**Supplied material:**

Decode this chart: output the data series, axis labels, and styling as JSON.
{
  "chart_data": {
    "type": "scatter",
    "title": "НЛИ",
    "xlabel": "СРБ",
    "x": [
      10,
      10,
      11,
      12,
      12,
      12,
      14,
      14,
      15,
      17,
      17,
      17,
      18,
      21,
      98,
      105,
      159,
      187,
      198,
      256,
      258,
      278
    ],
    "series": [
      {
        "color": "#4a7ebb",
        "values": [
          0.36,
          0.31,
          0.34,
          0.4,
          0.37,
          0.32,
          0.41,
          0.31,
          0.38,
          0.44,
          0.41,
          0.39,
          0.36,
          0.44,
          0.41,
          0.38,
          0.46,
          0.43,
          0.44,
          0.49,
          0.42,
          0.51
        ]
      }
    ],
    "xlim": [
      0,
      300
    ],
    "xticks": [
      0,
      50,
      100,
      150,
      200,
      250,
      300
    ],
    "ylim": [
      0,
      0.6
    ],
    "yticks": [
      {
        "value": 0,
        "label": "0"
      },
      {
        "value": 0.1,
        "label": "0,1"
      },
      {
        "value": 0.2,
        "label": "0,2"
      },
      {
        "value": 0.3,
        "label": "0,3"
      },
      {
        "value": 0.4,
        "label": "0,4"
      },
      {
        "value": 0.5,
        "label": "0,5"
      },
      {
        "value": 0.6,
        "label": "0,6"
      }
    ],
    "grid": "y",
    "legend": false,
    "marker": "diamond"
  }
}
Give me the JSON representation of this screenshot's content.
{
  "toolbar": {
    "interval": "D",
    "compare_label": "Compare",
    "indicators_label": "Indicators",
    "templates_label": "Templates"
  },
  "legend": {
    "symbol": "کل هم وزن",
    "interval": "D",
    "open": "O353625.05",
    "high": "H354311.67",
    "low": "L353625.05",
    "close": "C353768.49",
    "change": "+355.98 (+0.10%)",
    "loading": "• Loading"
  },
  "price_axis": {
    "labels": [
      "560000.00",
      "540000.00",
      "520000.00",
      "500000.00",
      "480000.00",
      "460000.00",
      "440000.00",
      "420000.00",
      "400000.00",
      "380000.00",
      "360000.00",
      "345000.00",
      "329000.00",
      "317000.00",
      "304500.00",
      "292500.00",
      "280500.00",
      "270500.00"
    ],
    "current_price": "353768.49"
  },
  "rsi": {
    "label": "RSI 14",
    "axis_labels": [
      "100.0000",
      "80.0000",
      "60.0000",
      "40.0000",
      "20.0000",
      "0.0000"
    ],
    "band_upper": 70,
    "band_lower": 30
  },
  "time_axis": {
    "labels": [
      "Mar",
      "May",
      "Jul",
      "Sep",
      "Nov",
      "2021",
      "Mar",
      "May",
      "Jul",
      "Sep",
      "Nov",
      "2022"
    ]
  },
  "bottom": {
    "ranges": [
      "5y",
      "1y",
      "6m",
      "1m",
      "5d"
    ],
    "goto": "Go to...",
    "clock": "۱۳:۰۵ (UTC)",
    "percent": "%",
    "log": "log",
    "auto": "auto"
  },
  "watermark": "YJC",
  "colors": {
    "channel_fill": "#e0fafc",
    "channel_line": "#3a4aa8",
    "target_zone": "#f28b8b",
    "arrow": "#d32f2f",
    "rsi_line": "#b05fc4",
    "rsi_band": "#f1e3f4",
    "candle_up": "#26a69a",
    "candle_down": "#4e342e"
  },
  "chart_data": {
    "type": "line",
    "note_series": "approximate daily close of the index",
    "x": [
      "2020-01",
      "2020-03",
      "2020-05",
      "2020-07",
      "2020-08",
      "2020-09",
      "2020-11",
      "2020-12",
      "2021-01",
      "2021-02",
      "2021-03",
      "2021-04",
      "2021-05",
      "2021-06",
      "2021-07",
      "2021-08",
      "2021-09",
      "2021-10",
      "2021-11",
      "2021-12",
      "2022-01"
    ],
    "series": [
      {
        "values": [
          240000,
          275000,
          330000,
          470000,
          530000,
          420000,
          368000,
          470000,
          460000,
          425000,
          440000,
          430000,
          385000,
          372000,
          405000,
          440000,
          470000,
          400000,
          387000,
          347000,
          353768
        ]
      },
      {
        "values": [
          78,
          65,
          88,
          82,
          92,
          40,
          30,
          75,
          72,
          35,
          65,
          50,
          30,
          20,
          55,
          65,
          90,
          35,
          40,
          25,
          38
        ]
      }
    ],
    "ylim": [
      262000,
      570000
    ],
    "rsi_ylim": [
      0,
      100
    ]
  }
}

**Directive:**
Go over the records above and tally the lines with the word "close" in them. Give the number alone.

**Solution for this problem:**
2